Task details> Duplicate the court's opinion excerpt word for word, from "Although it can" to "STATUTE OF LIMITATIONS?".

Selected passage>
Although it can be argued that a strict reading of Sullivan requires an affirmance in this case, we conclude that the supreme court did not intend Sullivan to be so narrowly construed as to eliminate the doctrines of equitable estoppel and waiver. Accordingly, we find that Sullivan can be distinguished as applying only to those defenses that toll the statute of limitations. However, because of the interpretation Hearndon has placed upon the holding in Sullivan, we certify the following question to the supreme court as a matter of great public importance:
DOES SECTION 95.051, FLORIDA STATUTES (1993), PROHIBIT THE APPLICATION OF THE DOCTRINE OF EQUITABLE ESTOPPEL TO AN ACTION FILED OUTSIDE OF THE APPLICABLE STATUTE OF LIMITATIONS?
The defendants argue that even if equitable estoppel survives Sullivan, this court should affirm because a genuine issue of material fact does not exist regarding the plaintiffs' claim of equitable estoppel. The defendants claim that the existence of written denials of any promises to the plaintiffs negates the plaintiffs' allegations that the defendants made oral representations of such. However, the mere existence of the plaintiff's deposition testimony regarding the representations creates an issue of material fact. See Harrison v. American Fire & Cas. Co., 163 So.2d 324, 327 (Fla. 2d DCA 1964); Humphrys v. Jarrell, 104 So.2d 404, 407 (Fla. 2d DCA 1958). Accordingly, we find that there exists a genuine issue of material fact, and reverse and remand for further proceedings on Count I of the plaintiffs' complaint.
Reversed and remanded.

Entries supplied>
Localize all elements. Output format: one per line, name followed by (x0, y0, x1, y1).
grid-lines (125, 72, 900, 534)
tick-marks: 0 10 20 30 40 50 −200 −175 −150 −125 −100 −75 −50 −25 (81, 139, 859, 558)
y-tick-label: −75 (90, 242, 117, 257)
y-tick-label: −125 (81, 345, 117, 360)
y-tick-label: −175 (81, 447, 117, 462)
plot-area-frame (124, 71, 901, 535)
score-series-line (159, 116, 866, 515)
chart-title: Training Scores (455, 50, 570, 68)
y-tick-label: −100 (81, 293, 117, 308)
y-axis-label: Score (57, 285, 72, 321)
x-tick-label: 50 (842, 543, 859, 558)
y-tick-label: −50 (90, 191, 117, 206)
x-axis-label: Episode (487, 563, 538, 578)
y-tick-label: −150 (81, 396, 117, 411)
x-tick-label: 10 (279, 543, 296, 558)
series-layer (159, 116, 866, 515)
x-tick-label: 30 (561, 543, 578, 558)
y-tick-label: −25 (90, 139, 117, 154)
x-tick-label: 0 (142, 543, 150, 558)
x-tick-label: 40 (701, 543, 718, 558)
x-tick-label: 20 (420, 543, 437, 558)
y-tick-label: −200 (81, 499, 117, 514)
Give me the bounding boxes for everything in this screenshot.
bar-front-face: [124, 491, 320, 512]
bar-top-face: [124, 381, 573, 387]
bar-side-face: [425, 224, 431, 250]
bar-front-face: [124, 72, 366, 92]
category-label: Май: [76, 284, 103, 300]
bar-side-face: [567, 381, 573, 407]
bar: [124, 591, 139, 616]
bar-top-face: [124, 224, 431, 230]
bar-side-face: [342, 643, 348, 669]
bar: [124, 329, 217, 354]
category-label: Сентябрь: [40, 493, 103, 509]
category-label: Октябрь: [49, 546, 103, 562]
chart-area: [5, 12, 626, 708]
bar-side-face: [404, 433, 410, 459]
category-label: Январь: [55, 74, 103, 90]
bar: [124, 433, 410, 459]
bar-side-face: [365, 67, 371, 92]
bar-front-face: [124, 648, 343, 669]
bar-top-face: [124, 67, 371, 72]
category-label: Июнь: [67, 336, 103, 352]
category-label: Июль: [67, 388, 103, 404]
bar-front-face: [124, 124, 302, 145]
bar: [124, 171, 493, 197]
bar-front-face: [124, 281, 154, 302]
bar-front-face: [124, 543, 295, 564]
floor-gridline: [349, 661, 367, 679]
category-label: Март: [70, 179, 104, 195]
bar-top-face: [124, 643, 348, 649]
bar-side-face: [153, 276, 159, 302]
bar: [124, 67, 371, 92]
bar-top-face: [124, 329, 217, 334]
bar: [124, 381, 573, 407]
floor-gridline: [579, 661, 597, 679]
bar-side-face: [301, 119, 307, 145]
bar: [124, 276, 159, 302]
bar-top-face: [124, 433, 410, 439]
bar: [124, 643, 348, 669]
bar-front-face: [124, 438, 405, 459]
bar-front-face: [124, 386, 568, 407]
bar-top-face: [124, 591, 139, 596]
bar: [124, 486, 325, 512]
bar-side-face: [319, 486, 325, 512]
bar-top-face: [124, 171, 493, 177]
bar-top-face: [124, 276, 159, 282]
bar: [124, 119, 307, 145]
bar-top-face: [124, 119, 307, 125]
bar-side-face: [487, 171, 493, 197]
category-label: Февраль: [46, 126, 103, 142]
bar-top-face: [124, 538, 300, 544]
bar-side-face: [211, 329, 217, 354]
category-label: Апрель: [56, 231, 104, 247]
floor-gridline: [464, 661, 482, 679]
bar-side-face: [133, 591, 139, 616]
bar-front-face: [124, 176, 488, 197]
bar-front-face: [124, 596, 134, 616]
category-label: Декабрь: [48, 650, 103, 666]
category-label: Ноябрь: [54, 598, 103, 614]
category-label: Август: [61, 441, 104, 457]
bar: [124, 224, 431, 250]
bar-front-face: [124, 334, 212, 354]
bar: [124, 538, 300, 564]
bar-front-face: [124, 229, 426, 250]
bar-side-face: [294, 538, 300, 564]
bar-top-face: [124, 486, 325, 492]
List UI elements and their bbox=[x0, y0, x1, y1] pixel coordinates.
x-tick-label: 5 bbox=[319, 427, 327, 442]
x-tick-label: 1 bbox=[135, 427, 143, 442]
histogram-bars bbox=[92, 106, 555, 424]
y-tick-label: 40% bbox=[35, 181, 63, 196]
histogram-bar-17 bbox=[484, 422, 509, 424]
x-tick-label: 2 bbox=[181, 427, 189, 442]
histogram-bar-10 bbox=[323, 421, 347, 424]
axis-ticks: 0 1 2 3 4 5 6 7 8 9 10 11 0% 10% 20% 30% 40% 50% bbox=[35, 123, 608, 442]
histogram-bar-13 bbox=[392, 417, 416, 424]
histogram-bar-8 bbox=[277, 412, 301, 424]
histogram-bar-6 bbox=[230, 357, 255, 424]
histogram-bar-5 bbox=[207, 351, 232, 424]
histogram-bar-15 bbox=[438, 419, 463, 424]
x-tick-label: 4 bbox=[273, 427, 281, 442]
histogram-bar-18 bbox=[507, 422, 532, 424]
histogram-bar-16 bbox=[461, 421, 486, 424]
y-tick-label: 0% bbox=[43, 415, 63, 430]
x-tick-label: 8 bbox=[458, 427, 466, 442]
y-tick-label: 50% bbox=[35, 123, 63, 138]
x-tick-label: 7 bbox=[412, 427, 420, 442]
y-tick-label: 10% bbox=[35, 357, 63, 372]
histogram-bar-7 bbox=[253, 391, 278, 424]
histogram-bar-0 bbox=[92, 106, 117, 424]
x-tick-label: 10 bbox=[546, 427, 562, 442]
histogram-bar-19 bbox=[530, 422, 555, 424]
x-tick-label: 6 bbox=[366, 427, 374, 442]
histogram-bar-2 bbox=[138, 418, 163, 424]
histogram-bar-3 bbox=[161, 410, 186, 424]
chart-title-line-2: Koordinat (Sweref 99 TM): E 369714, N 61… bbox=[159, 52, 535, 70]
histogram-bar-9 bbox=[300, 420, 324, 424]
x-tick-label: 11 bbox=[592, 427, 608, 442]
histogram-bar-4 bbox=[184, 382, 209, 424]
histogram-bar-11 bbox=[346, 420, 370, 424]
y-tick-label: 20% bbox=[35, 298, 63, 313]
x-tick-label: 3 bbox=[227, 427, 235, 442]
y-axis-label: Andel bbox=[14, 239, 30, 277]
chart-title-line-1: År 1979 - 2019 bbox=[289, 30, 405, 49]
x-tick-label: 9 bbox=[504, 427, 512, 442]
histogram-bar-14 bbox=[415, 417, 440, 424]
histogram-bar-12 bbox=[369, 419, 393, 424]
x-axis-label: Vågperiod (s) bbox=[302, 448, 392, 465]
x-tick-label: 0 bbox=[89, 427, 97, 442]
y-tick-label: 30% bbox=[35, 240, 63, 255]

Solution to this exercise>
Although it can be argued that a strict reading of Sullivan requires an affirmance in this case, we conclude that the supreme court did not intend Sullivan to be so narrowly construed as to eliminate the doctrines of equitable estoppel and waiver. Accordingly, we find that Sullivan can be distinguished as applying only to those defenses that toll the statute of limitations. However, because of the interpretation Hearndon has placed upon the holding in Sullivan, we certify the following question to the supreme court as a matter of great public importance:
DOES SECTION 95.051, FLORIDA STATUTES (1993), PROHIBIT THE APPLICATION OF THE DOCTRINE OF EQUITABLE ESTOPPEL TO AN ACTION FILED OUTSIDE OF THE APPLICABLE STATUTE OF LIMITATIONS?